**TO DO:** Present the records from their first line through the line containing "890, 728, 907]", inclusive, as a Markdown table with the columns Row and Entry, where Row gives each line's number and Entry gives the line itself. Leave out any blank lines.

**RECORDS PROVIDED:**

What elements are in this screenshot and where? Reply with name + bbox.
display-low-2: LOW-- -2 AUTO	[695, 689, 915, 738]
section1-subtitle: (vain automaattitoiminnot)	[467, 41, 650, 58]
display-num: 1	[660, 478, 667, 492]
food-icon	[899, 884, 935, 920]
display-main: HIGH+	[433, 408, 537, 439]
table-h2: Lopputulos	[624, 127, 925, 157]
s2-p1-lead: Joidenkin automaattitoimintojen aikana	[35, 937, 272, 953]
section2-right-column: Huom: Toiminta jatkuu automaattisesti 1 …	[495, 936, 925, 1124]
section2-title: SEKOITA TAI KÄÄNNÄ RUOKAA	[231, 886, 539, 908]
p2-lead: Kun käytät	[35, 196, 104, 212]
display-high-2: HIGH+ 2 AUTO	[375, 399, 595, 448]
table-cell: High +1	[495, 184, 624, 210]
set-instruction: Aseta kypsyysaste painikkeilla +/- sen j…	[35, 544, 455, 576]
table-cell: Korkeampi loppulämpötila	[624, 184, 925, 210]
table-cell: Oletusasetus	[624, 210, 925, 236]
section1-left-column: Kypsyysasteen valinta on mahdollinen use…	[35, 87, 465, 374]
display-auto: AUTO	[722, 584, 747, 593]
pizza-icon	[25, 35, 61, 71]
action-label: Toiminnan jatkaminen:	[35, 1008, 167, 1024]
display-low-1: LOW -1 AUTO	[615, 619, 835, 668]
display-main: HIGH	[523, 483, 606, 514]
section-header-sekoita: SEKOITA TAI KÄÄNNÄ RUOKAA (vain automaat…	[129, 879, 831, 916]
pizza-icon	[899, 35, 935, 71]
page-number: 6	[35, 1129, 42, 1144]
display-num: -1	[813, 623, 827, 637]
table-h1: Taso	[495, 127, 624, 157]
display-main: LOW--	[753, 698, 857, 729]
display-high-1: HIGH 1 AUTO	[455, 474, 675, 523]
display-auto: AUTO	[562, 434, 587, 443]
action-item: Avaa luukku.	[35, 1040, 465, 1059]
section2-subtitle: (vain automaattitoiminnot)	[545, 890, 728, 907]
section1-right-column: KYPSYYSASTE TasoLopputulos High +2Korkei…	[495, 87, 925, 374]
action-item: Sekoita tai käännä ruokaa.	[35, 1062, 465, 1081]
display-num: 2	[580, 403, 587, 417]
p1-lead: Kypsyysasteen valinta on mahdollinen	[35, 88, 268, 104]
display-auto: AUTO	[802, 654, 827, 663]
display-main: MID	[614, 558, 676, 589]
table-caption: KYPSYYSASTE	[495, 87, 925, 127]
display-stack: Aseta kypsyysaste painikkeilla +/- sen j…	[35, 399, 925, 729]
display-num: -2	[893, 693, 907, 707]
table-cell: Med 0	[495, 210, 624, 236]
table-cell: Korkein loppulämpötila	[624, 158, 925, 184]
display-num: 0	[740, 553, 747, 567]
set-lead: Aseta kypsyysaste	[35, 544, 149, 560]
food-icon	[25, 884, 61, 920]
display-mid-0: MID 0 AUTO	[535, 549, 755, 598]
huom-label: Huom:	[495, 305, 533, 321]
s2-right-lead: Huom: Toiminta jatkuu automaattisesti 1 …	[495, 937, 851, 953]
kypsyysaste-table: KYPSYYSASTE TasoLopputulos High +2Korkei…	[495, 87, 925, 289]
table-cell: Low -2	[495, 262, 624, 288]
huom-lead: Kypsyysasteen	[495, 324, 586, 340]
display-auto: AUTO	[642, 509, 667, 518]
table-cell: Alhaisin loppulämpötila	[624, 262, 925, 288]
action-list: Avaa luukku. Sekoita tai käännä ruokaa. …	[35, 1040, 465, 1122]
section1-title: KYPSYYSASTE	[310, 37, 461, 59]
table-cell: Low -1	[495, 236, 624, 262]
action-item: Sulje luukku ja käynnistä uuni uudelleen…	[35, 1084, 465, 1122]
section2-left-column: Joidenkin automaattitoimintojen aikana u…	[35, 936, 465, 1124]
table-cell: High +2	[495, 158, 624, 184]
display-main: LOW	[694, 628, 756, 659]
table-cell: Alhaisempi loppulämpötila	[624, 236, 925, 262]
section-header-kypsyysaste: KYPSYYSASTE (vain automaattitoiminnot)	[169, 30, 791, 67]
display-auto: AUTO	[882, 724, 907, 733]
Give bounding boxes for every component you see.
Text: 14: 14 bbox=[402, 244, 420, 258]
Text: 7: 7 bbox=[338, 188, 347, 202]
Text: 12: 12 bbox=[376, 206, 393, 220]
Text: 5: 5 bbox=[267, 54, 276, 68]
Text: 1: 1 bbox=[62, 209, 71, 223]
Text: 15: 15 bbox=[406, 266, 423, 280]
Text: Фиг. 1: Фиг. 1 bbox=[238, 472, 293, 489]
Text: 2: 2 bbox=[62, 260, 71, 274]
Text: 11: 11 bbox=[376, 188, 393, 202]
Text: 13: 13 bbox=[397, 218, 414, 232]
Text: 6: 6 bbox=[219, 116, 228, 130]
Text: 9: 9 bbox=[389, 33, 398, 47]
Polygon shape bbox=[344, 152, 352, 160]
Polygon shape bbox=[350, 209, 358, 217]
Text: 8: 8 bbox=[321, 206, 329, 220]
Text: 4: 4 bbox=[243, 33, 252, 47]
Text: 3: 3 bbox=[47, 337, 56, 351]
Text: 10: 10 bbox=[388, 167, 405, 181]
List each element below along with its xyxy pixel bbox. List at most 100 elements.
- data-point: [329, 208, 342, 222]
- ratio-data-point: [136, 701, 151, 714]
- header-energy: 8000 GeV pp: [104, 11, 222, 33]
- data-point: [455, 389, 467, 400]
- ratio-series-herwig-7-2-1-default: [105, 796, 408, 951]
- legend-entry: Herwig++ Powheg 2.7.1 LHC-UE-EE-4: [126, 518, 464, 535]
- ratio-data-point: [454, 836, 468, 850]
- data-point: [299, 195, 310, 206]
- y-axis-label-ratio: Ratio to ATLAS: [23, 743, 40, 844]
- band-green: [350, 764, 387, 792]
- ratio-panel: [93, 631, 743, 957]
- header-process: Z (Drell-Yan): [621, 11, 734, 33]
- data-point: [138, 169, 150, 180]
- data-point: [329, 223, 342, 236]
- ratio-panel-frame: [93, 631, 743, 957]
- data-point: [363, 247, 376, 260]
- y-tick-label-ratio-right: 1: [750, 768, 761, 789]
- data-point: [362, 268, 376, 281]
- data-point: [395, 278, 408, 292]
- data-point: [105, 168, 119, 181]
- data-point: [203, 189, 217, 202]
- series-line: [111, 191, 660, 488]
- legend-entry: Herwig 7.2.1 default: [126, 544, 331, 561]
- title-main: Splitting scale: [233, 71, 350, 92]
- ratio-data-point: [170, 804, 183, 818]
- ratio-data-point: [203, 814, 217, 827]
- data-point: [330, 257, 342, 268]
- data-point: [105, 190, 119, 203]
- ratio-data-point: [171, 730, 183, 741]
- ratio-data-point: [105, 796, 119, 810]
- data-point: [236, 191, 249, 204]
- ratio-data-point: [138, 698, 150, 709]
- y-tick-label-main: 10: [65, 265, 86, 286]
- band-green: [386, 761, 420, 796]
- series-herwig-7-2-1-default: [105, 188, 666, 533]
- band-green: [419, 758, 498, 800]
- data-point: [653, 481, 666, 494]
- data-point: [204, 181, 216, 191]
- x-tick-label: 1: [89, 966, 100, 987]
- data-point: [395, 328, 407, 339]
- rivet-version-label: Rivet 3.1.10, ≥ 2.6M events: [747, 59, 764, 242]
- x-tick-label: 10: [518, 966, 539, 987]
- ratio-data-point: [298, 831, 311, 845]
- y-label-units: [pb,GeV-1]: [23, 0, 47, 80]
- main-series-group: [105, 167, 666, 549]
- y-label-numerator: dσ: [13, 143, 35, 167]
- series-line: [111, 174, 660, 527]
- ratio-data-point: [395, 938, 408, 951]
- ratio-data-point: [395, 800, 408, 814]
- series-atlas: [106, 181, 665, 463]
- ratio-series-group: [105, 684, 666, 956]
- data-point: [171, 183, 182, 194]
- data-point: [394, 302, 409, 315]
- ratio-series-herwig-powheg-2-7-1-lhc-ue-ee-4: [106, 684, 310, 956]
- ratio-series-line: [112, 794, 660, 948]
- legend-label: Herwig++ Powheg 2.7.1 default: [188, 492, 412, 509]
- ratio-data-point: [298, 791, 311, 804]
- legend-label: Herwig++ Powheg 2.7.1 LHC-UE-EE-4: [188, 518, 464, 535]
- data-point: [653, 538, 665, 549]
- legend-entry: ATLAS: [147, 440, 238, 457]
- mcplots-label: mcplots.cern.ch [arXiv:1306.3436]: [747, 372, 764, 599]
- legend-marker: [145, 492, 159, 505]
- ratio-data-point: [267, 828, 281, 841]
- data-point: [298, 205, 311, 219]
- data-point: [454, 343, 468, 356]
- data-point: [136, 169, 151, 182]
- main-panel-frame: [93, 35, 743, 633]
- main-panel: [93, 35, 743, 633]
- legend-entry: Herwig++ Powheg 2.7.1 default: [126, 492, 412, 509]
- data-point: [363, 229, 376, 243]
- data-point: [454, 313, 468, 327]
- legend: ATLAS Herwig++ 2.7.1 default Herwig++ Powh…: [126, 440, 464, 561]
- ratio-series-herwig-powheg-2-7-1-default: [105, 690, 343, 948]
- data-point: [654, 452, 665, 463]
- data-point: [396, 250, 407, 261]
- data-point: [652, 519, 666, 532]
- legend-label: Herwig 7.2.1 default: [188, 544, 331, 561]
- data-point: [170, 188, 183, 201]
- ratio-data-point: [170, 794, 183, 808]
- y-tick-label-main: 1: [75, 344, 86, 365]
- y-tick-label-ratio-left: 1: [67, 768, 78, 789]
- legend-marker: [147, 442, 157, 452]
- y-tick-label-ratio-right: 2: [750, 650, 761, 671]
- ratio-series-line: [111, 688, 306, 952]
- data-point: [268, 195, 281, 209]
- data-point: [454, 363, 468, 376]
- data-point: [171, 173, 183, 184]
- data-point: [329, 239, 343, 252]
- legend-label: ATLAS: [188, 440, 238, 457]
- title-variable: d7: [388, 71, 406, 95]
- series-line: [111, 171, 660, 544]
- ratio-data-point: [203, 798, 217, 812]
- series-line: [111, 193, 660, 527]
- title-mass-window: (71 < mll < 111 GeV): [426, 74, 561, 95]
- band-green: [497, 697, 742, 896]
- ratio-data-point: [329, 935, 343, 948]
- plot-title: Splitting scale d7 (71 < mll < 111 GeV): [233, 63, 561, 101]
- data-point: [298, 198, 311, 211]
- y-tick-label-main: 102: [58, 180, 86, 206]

**EXERCISE OUTPUT:**
| Row | Entry |
|---|---|
| 1 | What elements are in this screenshot and where? Reply with name + bbox. |
| 2 | display-low-2: LOW-- -2 AUTO	[695, 689, 915, 738] |
| 3 | section1-subtitle: (vain automaattitoiminnot)	[467, 41, 650, 58] |
| 4 | display-num: 1	[660, 478, 667, 492] |
| 5 | food-icon	[899, 884, 935, 920] |
| 6 | display-main: HIGH+	[433, 408, 537, 439] |
| 7 | table-h2: Lopputulos	[624, 127, 925, 157] |
| 8 | s2-p1-lead: Joidenkin automaattitoimintojen aikana	[35, 937, 272, 953] |
| 9 | section2-right-column: Huom: Toiminta jatkuu automaattisesti 1 …	[495, 936, 925, 1124] |
| 10 | section2-title: SEKOITA TAI KÄÄNNÄ RUOKAA	[231, 886, 539, 908] |
| 11 | p2-lead: Kun käytät	[35, 196, 104, 212] |
| 12 | display-high-2: HIGH+ 2 AUTO	[375, 399, 595, 448] |
| 13 | table-cell: High +1	[495, 184, 624, 210] |
| 14 | set-instruction: Aseta kypsyysaste painikkeilla +/- sen j…	[35, 544, 455, 576] |
| 15 | table-cell: Korkeampi loppulämpötila	[624, 184, 925, 210] |
| 16 | table-cell: Oletusasetus	[624, 210, 925, 236] |
| 17 | section1-left-column: Kypsyysasteen valinta on mahdollinen use…	[35, 87, 465, 374] |
| 18 | display-auto: AUTO	[722, 584, 747, 593] |
| 19 | pizza-icon	[25, 35, 61, 71] |
| 20 | action-label: Toiminnan jatkaminen:	[35, 1008, 167, 1024] |
| 21 | display-low-1: LOW -1 AUTO	[615, 619, 835, 668] |
| 22 | display-main: HIGH	[523, 483, 606, 514] |
| 23 | section-header-sekoita: SEKOITA TAI KÄÄNNÄ RUOKAA (vain automaat…	[129, 879, 831, 916] |
| 24 | pizza-icon	[899, 35, 935, 71] |
| 25 | page-number: 6	[35, 1129, 42, 1144] |
| 26 | display-num: -1	[813, 623, 827, 637] |
| 27 | table-h1: Taso	[495, 127, 624, 157] |
| 28 | display-main: LOW--	[753, 698, 857, 729] |
| 29 | display-high-1: HIGH 1 AUTO	[455, 474, 675, 523] |
| 30 | display-auto: AUTO	[562, 434, 587, 443] |
| 31 | action-item: Avaa luukku.	[35, 1040, 465, 1059] |
| 32 | section2-subtitle: (vain automaattitoiminnot)	[545, 890, 728, 907] |